What the task asks
Below is some material; set it all down exactly, apart from the pictures.

Recorded data

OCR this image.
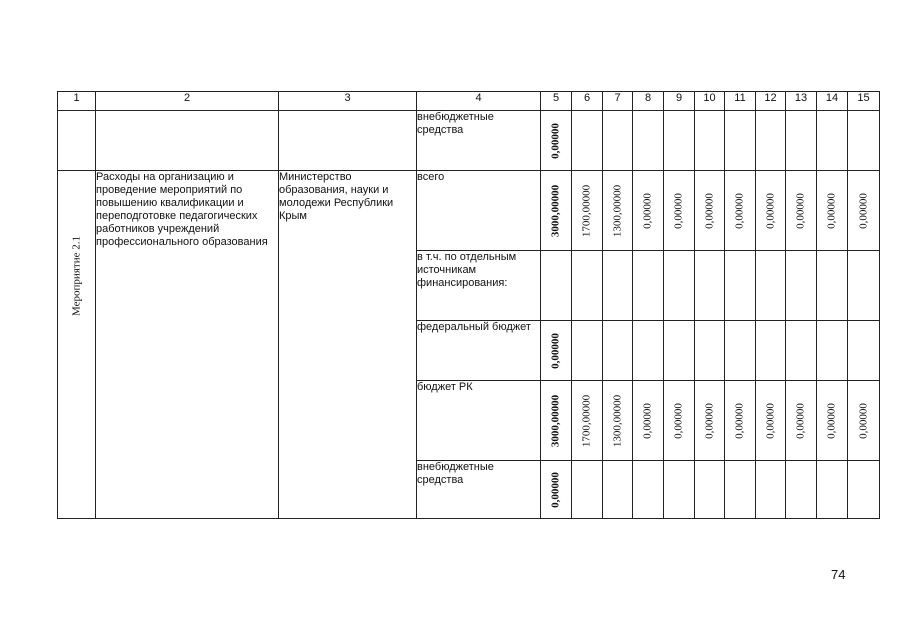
1	2	3	4	5	6	7	8	9	10	11	12	13	14	15
			внебюджетные средства	0,00000										

Мероприятие 2.1	Расходы на организацию и проведение мероприятий по повышению квалификации и переподготовке педагогических работников учреждений профессионального образования	Министерство образования, науки и молодежи Республики Крым	всего	3000,00000	1700,00000	1300,00000	0,00000	0,00000	0,00000	0,00000	0,00000	0,00000	0,00000	0,00000

			в т.ч. по отдельным источникам финансирования:											
			федеральный бюджет	0,00000										

			бюджет РК	3000,00000	1700,00000	1300,00000	0,00000	0,00000	0,00000	0,00000	0,00000	0,00000	0,00000	0,00000

			внебюджетные средства	0,00000										

74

Correct response
OCR this image.
1	2	3	4	5	6	7	8	9	10	11	12	13	14	15
			внебюджетные средства	0,00000										

Мероприятие 2.1	Расходы на организацию и проведение мероприятий по повышению квалификации и переподготовке педагогических работников учреждений профессионального образования	Министерство образования, науки и молодежи Республики Крым	всего	3000,00000	1700,00000	1300,00000	0,00000	0,00000	0,00000	0,00000	0,00000	0,00000	0,00000	0,00000

			в т.ч. по отдельным источникам финансирования:											
			федеральный бюджет	0,00000										

			бюджет РК	3000,00000	1700,00000	1300,00000	0,00000	0,00000	0,00000	0,00000	0,00000	0,00000	0,00000	0,00000

			внебюджетные средства	0,00000										

74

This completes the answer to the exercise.